** start DATASET RECORDS **

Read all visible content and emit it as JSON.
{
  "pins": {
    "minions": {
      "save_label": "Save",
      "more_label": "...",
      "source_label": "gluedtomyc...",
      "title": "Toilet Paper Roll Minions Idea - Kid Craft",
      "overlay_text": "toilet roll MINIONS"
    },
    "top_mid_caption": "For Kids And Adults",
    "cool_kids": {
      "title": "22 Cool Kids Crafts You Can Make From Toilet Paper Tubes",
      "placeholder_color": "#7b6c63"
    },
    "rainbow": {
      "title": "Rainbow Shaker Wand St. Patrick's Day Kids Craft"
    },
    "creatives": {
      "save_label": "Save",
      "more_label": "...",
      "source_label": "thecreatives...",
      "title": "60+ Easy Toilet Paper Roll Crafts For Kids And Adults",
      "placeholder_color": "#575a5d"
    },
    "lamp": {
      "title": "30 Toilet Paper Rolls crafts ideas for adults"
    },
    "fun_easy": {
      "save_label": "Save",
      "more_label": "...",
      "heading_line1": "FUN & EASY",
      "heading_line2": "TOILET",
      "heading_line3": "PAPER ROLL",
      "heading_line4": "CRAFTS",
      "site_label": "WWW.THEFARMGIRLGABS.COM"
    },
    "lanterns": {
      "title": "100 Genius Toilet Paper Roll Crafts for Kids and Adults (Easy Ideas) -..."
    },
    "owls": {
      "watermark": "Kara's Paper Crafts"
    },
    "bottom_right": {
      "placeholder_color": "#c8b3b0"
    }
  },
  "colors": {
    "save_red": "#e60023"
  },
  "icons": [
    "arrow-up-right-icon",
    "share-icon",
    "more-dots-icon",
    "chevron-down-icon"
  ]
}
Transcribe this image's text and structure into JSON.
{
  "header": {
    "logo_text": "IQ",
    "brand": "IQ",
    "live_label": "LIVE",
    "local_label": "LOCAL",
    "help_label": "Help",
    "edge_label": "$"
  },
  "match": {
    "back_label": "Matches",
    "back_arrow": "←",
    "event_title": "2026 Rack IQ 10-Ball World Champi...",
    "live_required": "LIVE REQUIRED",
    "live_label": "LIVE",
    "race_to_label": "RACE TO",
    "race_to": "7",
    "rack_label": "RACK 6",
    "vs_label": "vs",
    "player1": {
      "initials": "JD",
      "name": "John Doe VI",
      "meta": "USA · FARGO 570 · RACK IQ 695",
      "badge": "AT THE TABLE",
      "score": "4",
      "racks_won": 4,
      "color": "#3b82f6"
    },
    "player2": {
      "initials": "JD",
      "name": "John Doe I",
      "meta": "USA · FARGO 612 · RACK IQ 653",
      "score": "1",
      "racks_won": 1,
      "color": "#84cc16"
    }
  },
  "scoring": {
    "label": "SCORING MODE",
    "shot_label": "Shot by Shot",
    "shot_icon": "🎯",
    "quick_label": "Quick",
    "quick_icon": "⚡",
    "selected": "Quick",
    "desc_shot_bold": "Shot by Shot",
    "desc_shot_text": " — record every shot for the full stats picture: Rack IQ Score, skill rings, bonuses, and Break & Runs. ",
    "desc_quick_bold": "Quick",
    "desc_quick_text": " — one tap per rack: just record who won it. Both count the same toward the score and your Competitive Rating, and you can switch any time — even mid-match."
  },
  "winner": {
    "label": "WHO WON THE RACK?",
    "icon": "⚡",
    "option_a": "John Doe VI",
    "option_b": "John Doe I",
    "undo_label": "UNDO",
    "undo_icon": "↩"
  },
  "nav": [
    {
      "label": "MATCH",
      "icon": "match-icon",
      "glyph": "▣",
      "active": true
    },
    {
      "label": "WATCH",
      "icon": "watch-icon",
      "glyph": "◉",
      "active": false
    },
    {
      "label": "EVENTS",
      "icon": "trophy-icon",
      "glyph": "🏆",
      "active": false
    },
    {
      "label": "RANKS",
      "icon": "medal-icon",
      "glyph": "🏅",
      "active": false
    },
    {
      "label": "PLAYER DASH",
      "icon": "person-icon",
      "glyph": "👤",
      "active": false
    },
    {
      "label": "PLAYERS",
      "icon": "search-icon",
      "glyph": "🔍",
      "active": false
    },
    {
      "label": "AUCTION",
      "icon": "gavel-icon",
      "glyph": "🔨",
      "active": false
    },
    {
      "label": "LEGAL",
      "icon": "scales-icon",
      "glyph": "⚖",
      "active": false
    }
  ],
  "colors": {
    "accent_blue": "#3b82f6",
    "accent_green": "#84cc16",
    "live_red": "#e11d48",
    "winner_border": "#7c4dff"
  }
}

** end DATASET RECORDS **

* _PROBLEM_:
Take the entries and copy them out exactly.

* _RESPONSE TO THE EXERCISE_:
Read all visible content and emit it as JSON.
{
  "pins": {
    "minions": {
      "save_label": "Save",
      "more_label": "...",
      "source_label": "gluedtomyc...",
      "title": "Toilet Paper Roll Minions Idea - Kid Craft",
      "overlay_text": "toilet roll MINIONS"
    },
    "top_mid_caption": "For Kids And Adults",
    "cool_kids": {
      "title": "22 Cool Kids Crafts You Can Make From Toilet Paper Tubes",
      "placeholder_color": "#7b6c63"
    },
    "rainbow": {
      "title": "Rainbow Shaker Wand St. Patrick's Day Kids Craft"
    },
    "creatives": {
      "save_label": "Save",
      "more_label": "...",
      "source_label": "thecreatives...",
      "title": "60+ Easy Toilet Paper Roll Crafts For Kids And Adults",
      "placeholder_color": "#575a5d"
    },
    "lamp": {
      "title": "30 Toilet Paper Rolls crafts ideas for adults"
    },
    "fun_easy": {
      "save_label": "Save",
      "more_label": "...",
      "heading_line1": "FUN & EASY",
      "heading_line2": "TOILET",
      "heading_line3": "PAPER ROLL",
      "heading_line4": "CRAFTS",
      "site_label": "WWW.THEFARMGIRLGABS.COM"
    },
    "lanterns": {
      "title": "100 Genius Toilet Paper Roll Crafts for Kids and Adults (Easy Ideas) -..."
    },
    "owls": {
      "watermark": "Kara's Paper Crafts"
    },
    "bottom_right": {
      "placeholder_color": "#c8b3b0"
    }
  },
  "colors": {
    "save_red": "#e60023"
  },
  "icons": [
    "arrow-up-right-icon",
    "share-icon",
    "more-dots-icon",
    "chevron-down-icon"
  ]
}
Transcribe this image's text and structure into JSON.
{
  "header": {
    "logo_text": "IQ",
    "brand": "IQ",
    "live_label": "LIVE",
    "local_label": "LOCAL",
    "help_label": "Help",
    "edge_label": "$"
  },
  "match": {
    "back_label": "Matches",
    "back_arrow": "←",
    "event_title": "2026 Rack IQ 10-Ball World Champi...",
    "live_required": "LIVE REQUIRED",
    "live_label": "LIVE",
    "race_to_label": "RACE TO",
    "race_to": "7",
    "rack_label": "RACK 6",
    "vs_label": "vs",
    "player1": {
      "initials": "JD",
      "name": "John Doe VI",
      "meta": "USA · FARGO 570 · RACK IQ 695",
      "badge": "AT THE TABLE",
      "score": "4",
      "racks_won": 4,
      "color": "#3b82f6"
    },
    "player2": {
      "initials": "JD",
      "name": "John Doe I",
      "meta": "USA · FARGO 612 · RACK IQ 653",
      "score": "1",
      "racks_won": 1,
      "color": "#84cc16"
    }
  },
  "scoring": {
    "label": "SCORING MODE",
    "shot_label": "Shot by Shot",
    "shot_icon": "🎯",
    "quick_label": "Quick",
    "quick_icon": "⚡",
    "selected": "Quick",
    "desc_shot_bold": "Shot by Shot",
    "desc_shot_text": " — record every shot for the full stats picture: Rack IQ Score, skill rings, bonuses, and Break & Runs. ",
    "desc_quick_bold": "Quick",
    "desc_quick_text": " — one tap per rack: just record who won it. Both count the same toward the score and your Competitive Rating, and you can switch any time — even mid-match."
  },
  "winner": {
    "label": "WHO WON THE RACK?",
    "icon": "⚡",
    "option_a": "John Doe VI",
    "option_b": "John Doe I",
    "undo_label": "UNDO",
    "undo_icon": "↩"
  },
  "nav": [
    {
      "label": "MATCH",
      "icon": "match-icon",
      "glyph": "▣",
      "active": true
    },
    {
      "label": "WATCH",
      "icon": "watch-icon",
      "glyph": "◉",
      "active": false
    },
    {
      "label": "EVENTS",
      "icon": "trophy-icon",
      "glyph": "🏆",
      "active": false
    },
    {
      "label": "RANKS",
      "icon": "medal-icon",
      "glyph": "🏅",
      "active": false
    },
    {
      "label": "PLAYER DASH",
      "icon": "person-icon",
      "glyph": "👤",
      "active": false
    },
    {
      "label": "PLAYERS",
      "icon": "search-icon",
      "glyph": "🔍",
      "active": false
    },
    {
      "label": "AUCTION",
      "icon": "gavel-icon",
      "glyph": "🔨",
      "active": false
    },
    {
      "label": "LEGAL",
      "icon": "scales-icon",
      "glyph": "⚖",
      "active": false
    }
  ],
  "colors": {
    "accent_blue": "#3b82f6",
    "accent_green": "#84cc16",
    "live_red": "#e11d48",
    "winner_border": "#7c4dff"
  }
}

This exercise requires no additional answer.